Aim of the task:
Copy out every line of the data exactly.

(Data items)
* BEGIN *

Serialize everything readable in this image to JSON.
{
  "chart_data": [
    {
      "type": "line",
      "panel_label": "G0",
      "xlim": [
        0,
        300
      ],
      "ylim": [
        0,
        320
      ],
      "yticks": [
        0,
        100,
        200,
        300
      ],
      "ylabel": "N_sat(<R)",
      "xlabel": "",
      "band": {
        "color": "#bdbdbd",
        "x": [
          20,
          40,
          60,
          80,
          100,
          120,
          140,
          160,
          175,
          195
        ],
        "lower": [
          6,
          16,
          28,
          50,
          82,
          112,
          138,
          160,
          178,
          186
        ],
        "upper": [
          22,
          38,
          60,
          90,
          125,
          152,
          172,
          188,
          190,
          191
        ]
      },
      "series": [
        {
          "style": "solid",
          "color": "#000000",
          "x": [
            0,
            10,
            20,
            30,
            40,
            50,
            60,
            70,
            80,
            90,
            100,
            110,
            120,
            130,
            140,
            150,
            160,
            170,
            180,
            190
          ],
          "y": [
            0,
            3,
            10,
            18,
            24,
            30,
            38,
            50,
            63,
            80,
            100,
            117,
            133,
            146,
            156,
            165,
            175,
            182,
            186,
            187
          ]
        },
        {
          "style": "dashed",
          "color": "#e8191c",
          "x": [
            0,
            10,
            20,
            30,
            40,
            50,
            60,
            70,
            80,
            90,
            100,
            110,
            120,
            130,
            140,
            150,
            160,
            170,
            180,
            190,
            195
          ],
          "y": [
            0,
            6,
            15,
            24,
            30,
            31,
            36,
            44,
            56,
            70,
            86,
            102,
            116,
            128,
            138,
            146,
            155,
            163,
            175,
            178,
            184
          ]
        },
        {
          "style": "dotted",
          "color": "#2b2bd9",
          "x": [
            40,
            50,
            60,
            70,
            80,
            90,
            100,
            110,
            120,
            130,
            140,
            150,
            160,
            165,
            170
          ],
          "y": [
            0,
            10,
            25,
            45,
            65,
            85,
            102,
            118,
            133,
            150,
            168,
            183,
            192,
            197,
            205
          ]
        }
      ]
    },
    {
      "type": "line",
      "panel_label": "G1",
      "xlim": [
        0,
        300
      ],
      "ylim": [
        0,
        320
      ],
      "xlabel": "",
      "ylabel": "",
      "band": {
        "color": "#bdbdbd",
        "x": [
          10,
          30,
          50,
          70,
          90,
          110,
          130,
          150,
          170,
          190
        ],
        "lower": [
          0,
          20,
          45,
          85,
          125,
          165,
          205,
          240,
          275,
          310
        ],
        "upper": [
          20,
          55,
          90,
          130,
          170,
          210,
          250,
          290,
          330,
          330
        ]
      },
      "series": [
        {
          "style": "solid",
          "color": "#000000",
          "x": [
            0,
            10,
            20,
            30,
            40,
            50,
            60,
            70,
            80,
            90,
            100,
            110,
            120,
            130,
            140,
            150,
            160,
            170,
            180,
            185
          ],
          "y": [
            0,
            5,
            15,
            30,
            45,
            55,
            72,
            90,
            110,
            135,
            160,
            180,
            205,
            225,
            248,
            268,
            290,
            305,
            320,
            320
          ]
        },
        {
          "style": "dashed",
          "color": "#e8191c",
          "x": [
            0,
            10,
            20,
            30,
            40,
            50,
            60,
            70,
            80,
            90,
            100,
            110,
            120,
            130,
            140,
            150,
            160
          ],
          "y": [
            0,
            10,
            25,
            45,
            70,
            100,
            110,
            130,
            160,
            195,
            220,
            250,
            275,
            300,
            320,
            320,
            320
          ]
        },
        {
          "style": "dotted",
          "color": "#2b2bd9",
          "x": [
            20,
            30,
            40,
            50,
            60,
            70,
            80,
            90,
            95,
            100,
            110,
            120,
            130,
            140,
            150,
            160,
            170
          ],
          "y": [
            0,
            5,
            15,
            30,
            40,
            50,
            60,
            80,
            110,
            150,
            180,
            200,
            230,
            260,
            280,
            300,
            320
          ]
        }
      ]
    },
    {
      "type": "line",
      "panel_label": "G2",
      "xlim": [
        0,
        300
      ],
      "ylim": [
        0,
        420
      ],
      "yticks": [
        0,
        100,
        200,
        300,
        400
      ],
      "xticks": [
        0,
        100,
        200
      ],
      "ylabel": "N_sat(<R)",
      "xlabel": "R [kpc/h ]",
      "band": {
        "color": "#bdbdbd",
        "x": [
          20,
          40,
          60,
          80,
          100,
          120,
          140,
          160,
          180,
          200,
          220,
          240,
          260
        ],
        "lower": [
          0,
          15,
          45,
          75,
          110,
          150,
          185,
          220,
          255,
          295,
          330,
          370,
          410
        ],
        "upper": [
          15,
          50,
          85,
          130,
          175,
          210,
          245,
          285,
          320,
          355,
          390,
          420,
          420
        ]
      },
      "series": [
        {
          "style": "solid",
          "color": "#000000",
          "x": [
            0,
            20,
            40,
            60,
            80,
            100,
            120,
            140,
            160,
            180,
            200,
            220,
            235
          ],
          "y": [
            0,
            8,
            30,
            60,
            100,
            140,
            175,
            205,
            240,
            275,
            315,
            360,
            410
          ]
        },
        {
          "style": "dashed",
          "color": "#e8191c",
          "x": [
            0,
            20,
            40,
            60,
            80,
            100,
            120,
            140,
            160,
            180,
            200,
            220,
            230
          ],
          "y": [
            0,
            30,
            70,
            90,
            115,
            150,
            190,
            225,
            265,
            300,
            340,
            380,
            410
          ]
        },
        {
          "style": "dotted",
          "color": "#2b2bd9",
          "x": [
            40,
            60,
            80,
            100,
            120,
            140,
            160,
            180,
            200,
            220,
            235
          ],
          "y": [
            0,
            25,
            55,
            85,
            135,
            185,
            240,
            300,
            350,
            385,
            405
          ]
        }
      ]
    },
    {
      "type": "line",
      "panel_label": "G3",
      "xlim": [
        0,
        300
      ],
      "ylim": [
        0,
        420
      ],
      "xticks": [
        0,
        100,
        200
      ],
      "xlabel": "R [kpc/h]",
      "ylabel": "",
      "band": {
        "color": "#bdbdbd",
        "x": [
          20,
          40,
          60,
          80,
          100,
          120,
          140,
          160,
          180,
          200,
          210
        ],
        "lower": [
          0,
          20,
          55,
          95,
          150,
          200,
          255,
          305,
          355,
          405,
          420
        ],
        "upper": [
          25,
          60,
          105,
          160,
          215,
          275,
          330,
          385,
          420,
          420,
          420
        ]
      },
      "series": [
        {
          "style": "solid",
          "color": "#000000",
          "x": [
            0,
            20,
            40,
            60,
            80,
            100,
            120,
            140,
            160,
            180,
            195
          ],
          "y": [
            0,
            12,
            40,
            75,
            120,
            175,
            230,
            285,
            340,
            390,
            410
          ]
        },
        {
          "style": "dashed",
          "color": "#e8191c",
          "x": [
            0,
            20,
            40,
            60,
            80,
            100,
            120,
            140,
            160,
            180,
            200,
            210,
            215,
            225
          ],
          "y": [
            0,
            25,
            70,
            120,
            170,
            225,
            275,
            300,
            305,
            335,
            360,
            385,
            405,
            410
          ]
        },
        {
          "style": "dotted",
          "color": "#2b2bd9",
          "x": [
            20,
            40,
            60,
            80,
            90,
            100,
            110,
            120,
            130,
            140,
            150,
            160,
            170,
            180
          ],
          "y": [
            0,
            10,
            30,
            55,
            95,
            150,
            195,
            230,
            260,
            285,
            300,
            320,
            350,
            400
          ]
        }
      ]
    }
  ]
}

* END *

Exercise answer:
Serialize everything readable in this image to JSON.
{
  "chart_data": [
    {
      "type": "line",
      "panel_label": "G0",
      "xlim": [
        0,
        300
      ],
      "ylim": [
        0,
        320
      ],
      "yticks": [
        0,
        100,
        200,
        300
      ],
      "ylabel": "N_sat(<R)",
      "xlabel": "",
      "band": {
        "color": "#bdbdbd",
        "x": [
          20,
          40,
          60,
          80,
          100,
          120,
          140,
          160,
          175,
          195
        ],
        "lower": [
          6,
          16,
          28,
          50,
          82,
          112,
          138,
          160,
          178,
          186
        ],
        "upper": [
          22,
          38,
          60,
          90,
          125,
          152,
          172,
          188,
          190,
          191
        ]
      },
      "series": [
        {
          "style": "solid",
          "color": "#000000",
          "x": [
            0,
            10,
            20,
            30,
            40,
            50,
            60,
            70,
            80,
            90,
            100,
            110,
            120,
            130,
            140,
            150,
            160,
            170,
            180,
            190
          ],
          "y": [
            0,
            3,
            10,
            18,
            24,
            30,
            38,
            50,
            63,
            80,
            100,
            117,
            133,
            146,
            156,
            165,
            175,
            182,
            186,
            187
          ]
        },
        {
          "style": "dashed",
          "color": "#e8191c",
          "x": [
            0,
            10,
            20,
            30,
            40,
            50,
            60,
            70,
            80,
            90,
            100,
            110,
            120,
            130,
            140,
            150,
            160,
            170,
            180,
            190,
            195
          ],
          "y": [
            0,
            6,
            15,
            24,
            30,
            31,
            36,
            44,
            56,
            70,
            86,
            102,
            116,
            128,
            138,
            146,
            155,
            163,
            175,
            178,
            184
          ]
        },
        {
          "style": "dotted",
          "color": "#2b2bd9",
          "x": [
            40,
            50,
            60,
            70,
            80,
            90,
            100,
            110,
            120,
            130,
            140,
            150,
            160,
            165,
            170
          ],
          "y": [
            0,
            10,
            25,
            45,
            65,
            85,
            102,
            118,
            133,
            150,
            168,
            183,
            192,
            197,
            205
          ]
        }
      ]
    },
    {
      "type": "line",
      "panel_label": "G1",
      "xlim": [
        0,
        300
      ],
      "ylim": [
        0,
        320
      ],
      "xlabel": "",
      "ylabel": "",
      "band": {
        "color": "#bdbdbd",
        "x": [
          10,
          30,
          50,
          70,
          90,
          110,
          130,
          150,
          170,
          190
        ],
        "lower": [
          0,
          20,
          45,
          85,
          125,
          165,
          205,
          240,
          275,
          310
        ],
        "upper": [
          20,
          55,
          90,
          130,
          170,
          210,
          250,
          290,
          330,
          330
        ]
      },
      "series": [
        {
          "style": "solid",
          "color": "#000000",
          "x": [
            0,
            10,
            20,
            30,
            40,
            50,
            60,
            70,
            80,
            90,
            100,
            110,
            120,
            130,
            140,
            150,
            160,
            170,
            180,
            185
          ],
          "y": [
            0,
            5,
            15,
            30,
            45,
            55,
            72,
            90,
            110,
            135,
            160,
            180,
            205,
            225,
            248,
            268,
            290,
            305,
            320,
            320
          ]
        },
        {
          "style": "dashed",
          "color": "#e8191c",
          "x": [
            0,
            10,
            20,
            30,
            40,
            50,
            60,
            70,
            80,
            90,
            100,
            110,
            120,
            130,
            140,
            150,
            160
          ],
          "y": [
            0,
            10,
            25,
            45,
            70,
            100,
            110,
            130,
            160,
            195,
            220,
            250,
            275,
            300,
            320,
            320,
            320
          ]
        },
        {
          "style": "dotted",
          "color": "#2b2bd9",
          "x": [
            20,
            30,
            40,
            50,
            60,
            70,
            80,
            90,
            95,
            100,
            110,
            120,
            130,
            140,
            150,
            160,
            170
          ],
          "y": [
            0,
            5,
            15,
            30,
            40,
            50,
            60,
            80,
            110,
            150,
            180,
            200,
            230,
            260,
            280,
            300,
            320
          ]
        }
      ]
    },
    {
      "type": "line",
      "panel_label": "G2",
      "xlim": [
        0,
        300
      ],
      "ylim": [
        0,
        420
      ],
      "yticks": [
        0,
        100,
        200,
        300,
        400
      ],
      "xticks": [
        0,
        100,
        200
      ],
      "ylabel": "N_sat(<R)",
      "xlabel": "R [kpc/h ]",
      "band": {
        "color": "#bdbdbd",
        "x": [
          20,
          40,
          60,
          80,
          100,
          120,
          140,
          160,
          180,
          200,
          220,
          240,
          260
        ],
        "lower": [
          0,
          15,
          45,
          75,
          110,
          150,
          185,
          220,
          255,
          295,
          330,
          370,
          410
        ],
        "upper": [
          15,
          50,
          85,
          130,
          175,
          210,
          245,
          285,
          320,
          355,
          390,
          420,
          420
        ]
      },
      "series": [
        {
          "style": "solid",
          "color": "#000000",
          "x": [
            0,
            20,
            40,
            60,
            80,
            100,
            120,
            140,
            160,
            180,
            200,
            220,
            235
          ],
          "y": [
            0,
            8,
            30,
            60,
            100,
            140,
            175,
            205,
            240,
            275,
            315,
            360,
            410
          ]
        },
        {
          "style": "dashed",
          "color": "#e8191c",
          "x": [
            0,
            20,
            40,
            60,
            80,
            100,
            120,
            140,
            160,
            180,
            200,
            220,
            230
          ],
          "y": [
            0,
            30,
            70,
            90,
            115,
            150,
            190,
            225,
            265,
            300,
            340,
            380,
            410
          ]
        },
        {
          "style": "dotted",
          "color": "#2b2bd9",
          "x": [
            40,
            60,
            80,
            100,
            120,
            140,
            160,
            180,
            200,
            220,
            235
          ],
          "y": [
            0,
            25,
            55,
            85,
            135,
            185,
            240,
            300,
            350,
            385,
            405
          ]
        }
      ]
    },
    {
      "type": "line",
      "panel_label": "G3",
      "xlim": [
        0,
        300
      ],
      "ylim": [
        0,
        420
      ],
      "xticks": [
        0,
        100,
        200
      ],
      "xlabel": "R [kpc/h]",
      "ylabel": "",
      "band": {
        "color": "#bdbdbd",
        "x": [
          20,
          40,
          60,
          80,
          100,
          120,
          140,
          160,
          180,
          200,
          210
        ],
        "lower": [
          0,
          20,
          55,
          95,
          150,
          200,
          255,
          305,
          355,
          405,
          420
        ],
        "upper": [
          25,
          60,
          105,
          160,
          215,
          275,
          330,
          385,
          420,
          420,
          420
        ]
      },
      "series": [
        {
          "style": "solid",
          "color": "#000000",
          "x": [
            0,
            20,
            40,
            60,
            80,
            100,
            120,
            140,
            160,
            180,
            195
          ],
          "y": [
            0,
            12,
            40,
            75,
            120,
            175,
            230,
            285,
            340,
            390,
            410
          ]
        },
        {
          "style": "dashed",
          "color": "#e8191c",
          "x": [
            0,
            20,
            40,
            60,
            80,
            100,
            120,
            140,
            160,
            180,
            200,
            210,
            215,
            225
          ],
          "y": [
            0,
            25,
            70,
            120,
            170,
            225,
            275,
            300,
            305,
            335,
            360,
            385,
            405,
            410
          ]
        },
        {
          "style": "dotted",
          "color": "#2b2bd9",
          "x": [
            20,
            40,
            60,
            80,
            90,
            100,
            110,
            120,
            130,
            140,
            150,
            160,
            170,
            180
          ],
          "y": [
            0,
            10,
            30,
            55,
            95,
            150,
            195,
            230,
            260,
            285,
            300,
            320,
            350,
            400
          ]
        }
      ]
    }
  ]
}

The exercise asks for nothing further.